• **WORK REQUIRED**
Return all lines from the listing below in which the string "EXOS" occurs.

++++

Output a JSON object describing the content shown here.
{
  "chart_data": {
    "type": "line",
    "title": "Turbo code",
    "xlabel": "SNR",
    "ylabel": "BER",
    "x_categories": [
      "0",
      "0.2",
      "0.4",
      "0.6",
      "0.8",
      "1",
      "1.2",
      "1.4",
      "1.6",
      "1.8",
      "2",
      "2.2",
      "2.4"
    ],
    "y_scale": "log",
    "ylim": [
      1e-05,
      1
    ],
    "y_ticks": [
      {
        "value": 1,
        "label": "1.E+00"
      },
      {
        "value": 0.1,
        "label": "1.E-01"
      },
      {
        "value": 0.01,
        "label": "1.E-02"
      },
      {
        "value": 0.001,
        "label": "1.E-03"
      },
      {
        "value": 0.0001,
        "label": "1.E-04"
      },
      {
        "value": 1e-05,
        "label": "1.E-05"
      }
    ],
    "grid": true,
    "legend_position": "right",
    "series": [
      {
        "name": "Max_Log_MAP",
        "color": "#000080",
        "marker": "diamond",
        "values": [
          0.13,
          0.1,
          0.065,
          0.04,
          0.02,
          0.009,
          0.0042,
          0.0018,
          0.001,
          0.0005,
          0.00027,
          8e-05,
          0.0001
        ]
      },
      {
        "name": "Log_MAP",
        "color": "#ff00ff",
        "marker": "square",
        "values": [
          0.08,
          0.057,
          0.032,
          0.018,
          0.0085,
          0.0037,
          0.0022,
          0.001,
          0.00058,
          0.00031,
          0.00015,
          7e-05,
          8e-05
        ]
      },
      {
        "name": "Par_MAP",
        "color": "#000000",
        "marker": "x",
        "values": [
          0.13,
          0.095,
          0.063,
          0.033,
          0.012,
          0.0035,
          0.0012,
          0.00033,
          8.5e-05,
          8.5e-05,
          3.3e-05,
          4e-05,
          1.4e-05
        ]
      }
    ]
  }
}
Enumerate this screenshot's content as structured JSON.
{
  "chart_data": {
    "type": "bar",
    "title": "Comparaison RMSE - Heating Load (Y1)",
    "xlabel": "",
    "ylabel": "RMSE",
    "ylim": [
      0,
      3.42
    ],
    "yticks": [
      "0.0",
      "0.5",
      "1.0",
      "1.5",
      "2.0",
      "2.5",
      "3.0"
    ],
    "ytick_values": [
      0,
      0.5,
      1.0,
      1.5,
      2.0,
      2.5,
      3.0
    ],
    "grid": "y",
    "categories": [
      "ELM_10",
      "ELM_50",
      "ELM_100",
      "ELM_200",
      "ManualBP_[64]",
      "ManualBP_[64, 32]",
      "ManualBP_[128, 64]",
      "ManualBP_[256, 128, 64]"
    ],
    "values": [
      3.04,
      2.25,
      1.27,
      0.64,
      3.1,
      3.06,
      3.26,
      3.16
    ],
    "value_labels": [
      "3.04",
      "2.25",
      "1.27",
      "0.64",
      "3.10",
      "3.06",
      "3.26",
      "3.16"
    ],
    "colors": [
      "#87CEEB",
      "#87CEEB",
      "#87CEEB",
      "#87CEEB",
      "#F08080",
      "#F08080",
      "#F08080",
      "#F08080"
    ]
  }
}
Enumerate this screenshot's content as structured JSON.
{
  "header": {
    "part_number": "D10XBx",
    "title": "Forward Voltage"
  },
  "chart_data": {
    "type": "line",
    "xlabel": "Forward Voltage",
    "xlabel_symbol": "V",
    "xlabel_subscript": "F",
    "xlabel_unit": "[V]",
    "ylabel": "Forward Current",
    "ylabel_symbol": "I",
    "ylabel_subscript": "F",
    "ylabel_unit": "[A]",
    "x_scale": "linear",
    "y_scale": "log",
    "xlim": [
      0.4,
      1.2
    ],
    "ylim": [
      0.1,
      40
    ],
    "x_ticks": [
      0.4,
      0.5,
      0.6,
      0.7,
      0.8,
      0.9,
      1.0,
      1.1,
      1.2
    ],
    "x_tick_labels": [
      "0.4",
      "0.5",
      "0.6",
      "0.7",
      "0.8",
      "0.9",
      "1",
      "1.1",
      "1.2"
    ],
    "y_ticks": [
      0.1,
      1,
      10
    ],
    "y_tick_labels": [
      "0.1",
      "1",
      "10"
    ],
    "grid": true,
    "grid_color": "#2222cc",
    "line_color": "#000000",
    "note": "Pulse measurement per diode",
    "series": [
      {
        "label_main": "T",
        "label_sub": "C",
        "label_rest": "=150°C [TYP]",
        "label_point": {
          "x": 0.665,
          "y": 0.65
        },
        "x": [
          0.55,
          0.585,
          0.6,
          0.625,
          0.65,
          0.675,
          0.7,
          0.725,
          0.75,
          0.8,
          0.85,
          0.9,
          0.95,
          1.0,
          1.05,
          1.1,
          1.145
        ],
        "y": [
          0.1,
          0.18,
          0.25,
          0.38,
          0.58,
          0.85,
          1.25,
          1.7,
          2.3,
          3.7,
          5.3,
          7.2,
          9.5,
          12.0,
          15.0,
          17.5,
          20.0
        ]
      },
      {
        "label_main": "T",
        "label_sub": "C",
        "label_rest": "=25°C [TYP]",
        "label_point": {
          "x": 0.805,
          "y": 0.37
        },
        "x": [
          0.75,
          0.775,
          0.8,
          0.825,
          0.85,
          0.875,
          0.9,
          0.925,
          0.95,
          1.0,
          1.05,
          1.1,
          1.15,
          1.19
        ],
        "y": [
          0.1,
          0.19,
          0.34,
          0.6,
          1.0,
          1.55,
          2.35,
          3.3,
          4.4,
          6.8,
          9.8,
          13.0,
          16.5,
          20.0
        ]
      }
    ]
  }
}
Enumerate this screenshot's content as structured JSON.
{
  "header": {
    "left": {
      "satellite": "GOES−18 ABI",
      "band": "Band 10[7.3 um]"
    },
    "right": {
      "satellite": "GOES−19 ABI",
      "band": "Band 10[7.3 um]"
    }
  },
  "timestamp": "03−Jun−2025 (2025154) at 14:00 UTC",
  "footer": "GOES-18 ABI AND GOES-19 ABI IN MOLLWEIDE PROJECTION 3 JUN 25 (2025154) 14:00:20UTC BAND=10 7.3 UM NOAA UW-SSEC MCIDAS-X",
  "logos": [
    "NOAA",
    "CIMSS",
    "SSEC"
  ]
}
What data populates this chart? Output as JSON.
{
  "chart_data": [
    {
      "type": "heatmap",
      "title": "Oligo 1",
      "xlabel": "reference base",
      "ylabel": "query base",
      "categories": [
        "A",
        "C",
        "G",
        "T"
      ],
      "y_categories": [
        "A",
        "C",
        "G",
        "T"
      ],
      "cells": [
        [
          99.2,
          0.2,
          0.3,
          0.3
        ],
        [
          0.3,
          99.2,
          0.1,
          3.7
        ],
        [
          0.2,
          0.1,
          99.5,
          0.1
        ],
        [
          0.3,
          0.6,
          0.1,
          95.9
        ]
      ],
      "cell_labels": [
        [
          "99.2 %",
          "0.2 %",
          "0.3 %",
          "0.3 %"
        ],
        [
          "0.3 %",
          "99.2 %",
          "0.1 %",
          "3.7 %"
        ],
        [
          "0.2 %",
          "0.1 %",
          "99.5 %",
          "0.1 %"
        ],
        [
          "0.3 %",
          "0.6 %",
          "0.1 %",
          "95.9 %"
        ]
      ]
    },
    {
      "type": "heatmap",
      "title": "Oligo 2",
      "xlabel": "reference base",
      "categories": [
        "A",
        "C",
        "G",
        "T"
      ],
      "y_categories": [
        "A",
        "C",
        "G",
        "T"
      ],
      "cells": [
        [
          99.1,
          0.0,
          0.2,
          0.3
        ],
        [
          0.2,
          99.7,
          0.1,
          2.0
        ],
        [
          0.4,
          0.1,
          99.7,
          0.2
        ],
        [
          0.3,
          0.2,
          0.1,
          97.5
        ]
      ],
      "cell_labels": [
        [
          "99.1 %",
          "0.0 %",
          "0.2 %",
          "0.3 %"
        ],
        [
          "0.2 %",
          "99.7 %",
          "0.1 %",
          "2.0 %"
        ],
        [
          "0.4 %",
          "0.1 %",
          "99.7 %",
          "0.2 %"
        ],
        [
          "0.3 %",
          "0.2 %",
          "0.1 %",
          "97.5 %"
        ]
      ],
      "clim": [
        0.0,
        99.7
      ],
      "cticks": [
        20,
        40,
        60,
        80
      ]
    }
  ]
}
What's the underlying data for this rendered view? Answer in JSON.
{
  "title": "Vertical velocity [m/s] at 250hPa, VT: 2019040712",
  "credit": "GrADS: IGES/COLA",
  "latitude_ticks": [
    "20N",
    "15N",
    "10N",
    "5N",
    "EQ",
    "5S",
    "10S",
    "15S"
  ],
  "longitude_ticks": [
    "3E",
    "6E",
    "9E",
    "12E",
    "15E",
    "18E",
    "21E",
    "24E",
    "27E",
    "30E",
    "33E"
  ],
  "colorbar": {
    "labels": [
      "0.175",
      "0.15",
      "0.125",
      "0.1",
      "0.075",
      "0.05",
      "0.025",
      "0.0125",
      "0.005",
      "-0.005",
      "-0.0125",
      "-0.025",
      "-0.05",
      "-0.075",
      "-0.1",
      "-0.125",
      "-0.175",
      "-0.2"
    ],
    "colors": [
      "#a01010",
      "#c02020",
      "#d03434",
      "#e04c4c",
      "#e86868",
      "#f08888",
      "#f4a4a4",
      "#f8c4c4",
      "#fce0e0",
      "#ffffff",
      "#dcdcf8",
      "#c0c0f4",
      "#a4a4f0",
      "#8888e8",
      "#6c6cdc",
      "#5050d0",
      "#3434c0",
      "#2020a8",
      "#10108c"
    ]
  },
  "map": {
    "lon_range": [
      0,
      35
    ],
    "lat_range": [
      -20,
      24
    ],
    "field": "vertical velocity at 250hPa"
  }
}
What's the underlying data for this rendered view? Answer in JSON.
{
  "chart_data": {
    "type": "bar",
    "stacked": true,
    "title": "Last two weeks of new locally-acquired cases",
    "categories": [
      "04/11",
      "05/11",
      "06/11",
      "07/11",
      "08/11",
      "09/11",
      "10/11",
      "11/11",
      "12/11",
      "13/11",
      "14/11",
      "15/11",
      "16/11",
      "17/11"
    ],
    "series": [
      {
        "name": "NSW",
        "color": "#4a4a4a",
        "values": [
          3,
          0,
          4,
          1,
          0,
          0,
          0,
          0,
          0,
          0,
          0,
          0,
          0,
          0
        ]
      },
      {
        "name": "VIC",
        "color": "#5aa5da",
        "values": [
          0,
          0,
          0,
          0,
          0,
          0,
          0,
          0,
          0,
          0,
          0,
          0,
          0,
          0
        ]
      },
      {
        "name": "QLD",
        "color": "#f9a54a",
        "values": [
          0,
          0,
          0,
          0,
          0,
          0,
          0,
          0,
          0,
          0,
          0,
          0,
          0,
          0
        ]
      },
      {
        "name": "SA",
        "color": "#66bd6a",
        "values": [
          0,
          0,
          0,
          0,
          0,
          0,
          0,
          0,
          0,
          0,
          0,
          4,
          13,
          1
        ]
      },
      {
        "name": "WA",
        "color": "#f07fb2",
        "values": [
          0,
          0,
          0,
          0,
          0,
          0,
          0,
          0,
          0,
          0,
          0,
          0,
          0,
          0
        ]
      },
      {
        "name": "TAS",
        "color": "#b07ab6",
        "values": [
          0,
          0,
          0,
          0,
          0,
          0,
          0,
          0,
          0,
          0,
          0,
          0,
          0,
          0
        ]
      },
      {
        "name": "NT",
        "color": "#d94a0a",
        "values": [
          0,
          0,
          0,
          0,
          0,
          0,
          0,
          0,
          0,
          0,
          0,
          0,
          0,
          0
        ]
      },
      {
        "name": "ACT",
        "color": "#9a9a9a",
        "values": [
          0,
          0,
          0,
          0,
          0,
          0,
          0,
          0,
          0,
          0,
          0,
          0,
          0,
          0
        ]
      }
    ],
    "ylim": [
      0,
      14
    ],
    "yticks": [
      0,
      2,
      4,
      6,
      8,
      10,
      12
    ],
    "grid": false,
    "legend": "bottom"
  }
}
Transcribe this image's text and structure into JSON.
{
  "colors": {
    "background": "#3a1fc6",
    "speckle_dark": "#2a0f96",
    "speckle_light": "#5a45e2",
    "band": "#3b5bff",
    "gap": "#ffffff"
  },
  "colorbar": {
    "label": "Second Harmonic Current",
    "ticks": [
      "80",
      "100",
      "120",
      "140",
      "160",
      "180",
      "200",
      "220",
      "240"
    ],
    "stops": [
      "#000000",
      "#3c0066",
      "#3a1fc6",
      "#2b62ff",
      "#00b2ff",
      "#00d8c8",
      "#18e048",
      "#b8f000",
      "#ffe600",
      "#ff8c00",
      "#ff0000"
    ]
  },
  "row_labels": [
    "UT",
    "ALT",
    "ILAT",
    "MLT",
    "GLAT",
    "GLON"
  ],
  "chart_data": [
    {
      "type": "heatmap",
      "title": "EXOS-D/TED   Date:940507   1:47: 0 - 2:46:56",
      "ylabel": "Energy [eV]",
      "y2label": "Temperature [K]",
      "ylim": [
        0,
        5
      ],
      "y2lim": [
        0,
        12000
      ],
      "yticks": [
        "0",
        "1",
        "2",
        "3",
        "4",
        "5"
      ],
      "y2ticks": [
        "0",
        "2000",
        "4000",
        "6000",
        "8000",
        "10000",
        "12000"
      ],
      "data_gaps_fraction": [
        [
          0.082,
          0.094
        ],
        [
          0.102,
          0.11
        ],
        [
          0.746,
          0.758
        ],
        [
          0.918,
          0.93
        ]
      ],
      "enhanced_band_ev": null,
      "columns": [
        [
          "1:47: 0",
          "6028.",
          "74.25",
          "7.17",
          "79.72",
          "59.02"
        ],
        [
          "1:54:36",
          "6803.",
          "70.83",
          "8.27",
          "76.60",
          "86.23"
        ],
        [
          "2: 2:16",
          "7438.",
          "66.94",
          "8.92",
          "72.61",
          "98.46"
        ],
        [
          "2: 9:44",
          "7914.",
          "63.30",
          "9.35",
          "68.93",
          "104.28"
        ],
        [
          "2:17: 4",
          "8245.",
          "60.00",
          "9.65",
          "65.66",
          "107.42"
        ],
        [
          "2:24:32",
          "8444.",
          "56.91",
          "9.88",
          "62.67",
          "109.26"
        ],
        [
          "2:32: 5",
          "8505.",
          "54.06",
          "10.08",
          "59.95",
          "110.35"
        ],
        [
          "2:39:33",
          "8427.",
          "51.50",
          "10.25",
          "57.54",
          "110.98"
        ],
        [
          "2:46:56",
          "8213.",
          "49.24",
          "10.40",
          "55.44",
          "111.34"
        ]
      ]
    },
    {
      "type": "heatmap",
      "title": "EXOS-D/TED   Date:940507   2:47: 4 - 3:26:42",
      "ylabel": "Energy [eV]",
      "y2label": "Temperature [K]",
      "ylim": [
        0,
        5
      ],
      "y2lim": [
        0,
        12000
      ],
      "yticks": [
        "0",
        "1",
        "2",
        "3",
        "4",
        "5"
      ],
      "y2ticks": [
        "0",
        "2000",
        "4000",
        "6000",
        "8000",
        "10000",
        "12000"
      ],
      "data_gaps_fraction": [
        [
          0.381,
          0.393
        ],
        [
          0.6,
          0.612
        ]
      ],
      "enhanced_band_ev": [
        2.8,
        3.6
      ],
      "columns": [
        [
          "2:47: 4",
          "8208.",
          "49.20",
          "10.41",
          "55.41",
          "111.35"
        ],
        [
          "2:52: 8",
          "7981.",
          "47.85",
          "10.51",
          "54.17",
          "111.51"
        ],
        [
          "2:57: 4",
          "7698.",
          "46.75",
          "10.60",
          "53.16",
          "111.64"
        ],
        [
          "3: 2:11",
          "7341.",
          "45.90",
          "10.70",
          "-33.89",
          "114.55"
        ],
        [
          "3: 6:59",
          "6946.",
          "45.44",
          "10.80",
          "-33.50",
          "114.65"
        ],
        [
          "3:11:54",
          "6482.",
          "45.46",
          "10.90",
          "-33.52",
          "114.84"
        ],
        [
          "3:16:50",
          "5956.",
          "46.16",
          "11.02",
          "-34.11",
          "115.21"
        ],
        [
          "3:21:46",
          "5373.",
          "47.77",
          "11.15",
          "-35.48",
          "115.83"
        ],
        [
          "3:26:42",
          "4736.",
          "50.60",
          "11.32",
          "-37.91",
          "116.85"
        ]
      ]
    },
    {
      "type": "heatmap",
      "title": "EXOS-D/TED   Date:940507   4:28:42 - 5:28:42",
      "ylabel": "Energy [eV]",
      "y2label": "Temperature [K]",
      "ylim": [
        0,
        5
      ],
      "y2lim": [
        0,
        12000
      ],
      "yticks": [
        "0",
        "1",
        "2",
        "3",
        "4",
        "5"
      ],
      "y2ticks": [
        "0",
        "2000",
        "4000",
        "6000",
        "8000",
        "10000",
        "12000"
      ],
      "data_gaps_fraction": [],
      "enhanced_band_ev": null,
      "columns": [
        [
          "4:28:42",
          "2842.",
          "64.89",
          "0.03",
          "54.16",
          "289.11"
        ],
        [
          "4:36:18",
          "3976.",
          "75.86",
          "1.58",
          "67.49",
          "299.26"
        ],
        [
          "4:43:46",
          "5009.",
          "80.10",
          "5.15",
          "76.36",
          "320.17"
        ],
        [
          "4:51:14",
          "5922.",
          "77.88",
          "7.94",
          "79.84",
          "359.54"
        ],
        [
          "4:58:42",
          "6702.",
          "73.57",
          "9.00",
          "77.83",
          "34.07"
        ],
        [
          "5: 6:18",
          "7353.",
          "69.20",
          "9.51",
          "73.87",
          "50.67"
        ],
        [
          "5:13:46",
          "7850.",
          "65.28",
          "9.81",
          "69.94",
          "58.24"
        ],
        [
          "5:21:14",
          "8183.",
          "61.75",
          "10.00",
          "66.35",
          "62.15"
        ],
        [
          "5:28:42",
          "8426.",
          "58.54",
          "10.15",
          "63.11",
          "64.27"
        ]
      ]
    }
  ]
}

++++

• **REPLY TO THE EXERCISE**
      "title": "EXOS-D/TED   Date:940507   1:47: 0 - 2:46:56",
      "title": "EXOS-D/TED   Date:940507   2:47: 4 - 3:26:42",
      "title": "EXOS-D/TED   Date:940507   4:28:42 - 5:28:42",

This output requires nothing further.